---- RECORDS SHOWN

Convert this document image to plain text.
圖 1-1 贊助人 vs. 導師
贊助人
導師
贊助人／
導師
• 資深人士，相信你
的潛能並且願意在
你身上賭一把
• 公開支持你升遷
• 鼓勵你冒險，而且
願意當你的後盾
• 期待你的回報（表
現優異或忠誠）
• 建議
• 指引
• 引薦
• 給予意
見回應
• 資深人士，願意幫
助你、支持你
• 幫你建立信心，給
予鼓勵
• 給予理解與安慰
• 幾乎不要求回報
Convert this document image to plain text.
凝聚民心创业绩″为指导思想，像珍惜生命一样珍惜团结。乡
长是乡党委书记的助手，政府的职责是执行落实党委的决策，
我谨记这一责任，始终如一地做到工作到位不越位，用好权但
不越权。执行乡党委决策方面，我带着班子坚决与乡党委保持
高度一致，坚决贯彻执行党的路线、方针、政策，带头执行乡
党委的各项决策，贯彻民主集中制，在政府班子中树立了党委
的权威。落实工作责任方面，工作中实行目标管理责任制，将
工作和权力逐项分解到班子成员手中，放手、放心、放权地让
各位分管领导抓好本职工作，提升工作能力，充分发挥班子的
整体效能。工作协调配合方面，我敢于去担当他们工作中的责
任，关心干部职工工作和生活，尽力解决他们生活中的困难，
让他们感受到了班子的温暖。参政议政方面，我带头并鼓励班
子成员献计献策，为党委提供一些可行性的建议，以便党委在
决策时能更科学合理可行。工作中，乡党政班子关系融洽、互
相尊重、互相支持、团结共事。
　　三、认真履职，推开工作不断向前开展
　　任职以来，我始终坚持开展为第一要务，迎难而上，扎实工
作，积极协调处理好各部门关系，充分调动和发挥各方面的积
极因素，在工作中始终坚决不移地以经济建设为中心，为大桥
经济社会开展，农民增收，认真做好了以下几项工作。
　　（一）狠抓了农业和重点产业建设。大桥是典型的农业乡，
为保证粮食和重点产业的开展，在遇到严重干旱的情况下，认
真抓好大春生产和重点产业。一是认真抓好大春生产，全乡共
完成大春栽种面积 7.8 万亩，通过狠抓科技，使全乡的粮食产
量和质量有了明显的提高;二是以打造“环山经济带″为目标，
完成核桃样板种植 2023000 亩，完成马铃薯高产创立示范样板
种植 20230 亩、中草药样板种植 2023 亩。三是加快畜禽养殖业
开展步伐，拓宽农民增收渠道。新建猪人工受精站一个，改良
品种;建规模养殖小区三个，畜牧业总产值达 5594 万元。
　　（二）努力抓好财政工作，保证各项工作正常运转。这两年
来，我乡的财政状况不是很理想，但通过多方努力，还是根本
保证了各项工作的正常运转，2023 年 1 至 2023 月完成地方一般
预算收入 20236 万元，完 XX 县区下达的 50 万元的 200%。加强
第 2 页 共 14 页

--------

** WHAT THE EXERCISE ASKS **
Write out all of the records above exactly as they appear.

** SOLUTION BELOW **
Convert this document image to plain text.
圖 1-1 贊助人 vs. 導師
贊助人
導師
贊助人／
導師
• 資深人士，相信你
的潛能並且願意在
你身上賭一把
• 公開支持你升遷
• 鼓勵你冒險，而且
願意當你的後盾
• 期待你的回報（表
現優異或忠誠）
• 建議
• 指引
• 引薦
• 給予意
見回應
• 資深人士，願意幫
助你、支持你
• 幫你建立信心，給
予鼓勵
• 給予理解與安慰
• 幾乎不要求回報
Convert this document image to plain text.
凝聚民心创业绩″为指导思想，像珍惜生命一样珍惜团结。乡
长是乡党委书记的助手，政府的职责是执行落实党委的决策，
我谨记这一责任，始终如一地做到工作到位不越位，用好权但
不越权。执行乡党委决策方面，我带着班子坚决与乡党委保持
高度一致，坚决贯彻执行党的路线、方针、政策，带头执行乡
党委的各项决策，贯彻民主集中制，在政府班子中树立了党委
的权威。落实工作责任方面，工作中实行目标管理责任制，将
工作和权力逐项分解到班子成员手中，放手、放心、放权地让
各位分管领导抓好本职工作，提升工作能力，充分发挥班子的
整体效能。工作协调配合方面，我敢于去担当他们工作中的责
任，关心干部职工工作和生活，尽力解决他们生活中的困难，
让他们感受到了班子的温暖。参政议政方面，我带头并鼓励班
子成员献计献策，为党委提供一些可行性的建议，以便党委在
决策时能更科学合理可行。工作中，乡党政班子关系融洽、互
相尊重、互相支持、团结共事。
　　三、认真履职，推开工作不断向前开展
　　任职以来，我始终坚持开展为第一要务，迎难而上，扎实工
作，积极协调处理好各部门关系，充分调动和发挥各方面的积
极因素，在工作中始终坚决不移地以经济建设为中心，为大桥
经济社会开展，农民增收，认真做好了以下几项工作。
　　（一）狠抓了农业和重点产业建设。大桥是典型的农业乡，
为保证粮食和重点产业的开展，在遇到严重干旱的情况下，认
真抓好大春生产和重点产业。一是认真抓好大春生产，全乡共
完成大春栽种面积 7.8 万亩，通过狠抓科技，使全乡的粮食产
量和质量有了明显的提高;二是以打造“环山经济带″为目标，
完成核桃样板种植 2023000 亩，完成马铃薯高产创立示范样板
种植 20230 亩、中草药样板种植 2023 亩。三是加快畜禽养殖业
开展步伐，拓宽农民增收渠道。新建猪人工受精站一个，改良
品种;建规模养殖小区三个，畜牧业总产值达 5594 万元。
　　（二）努力抓好财政工作，保证各项工作正常运转。这两年
来，我乡的财政状况不是很理想，但通过多方努力，还是根本
保证了各项工作的正常运转，2023 年 1 至 2023 月完成地方一般
预算收入 20236 万元，完 XX 县区下达的 50 万元的 200%。加强
第 2 页 共 14 页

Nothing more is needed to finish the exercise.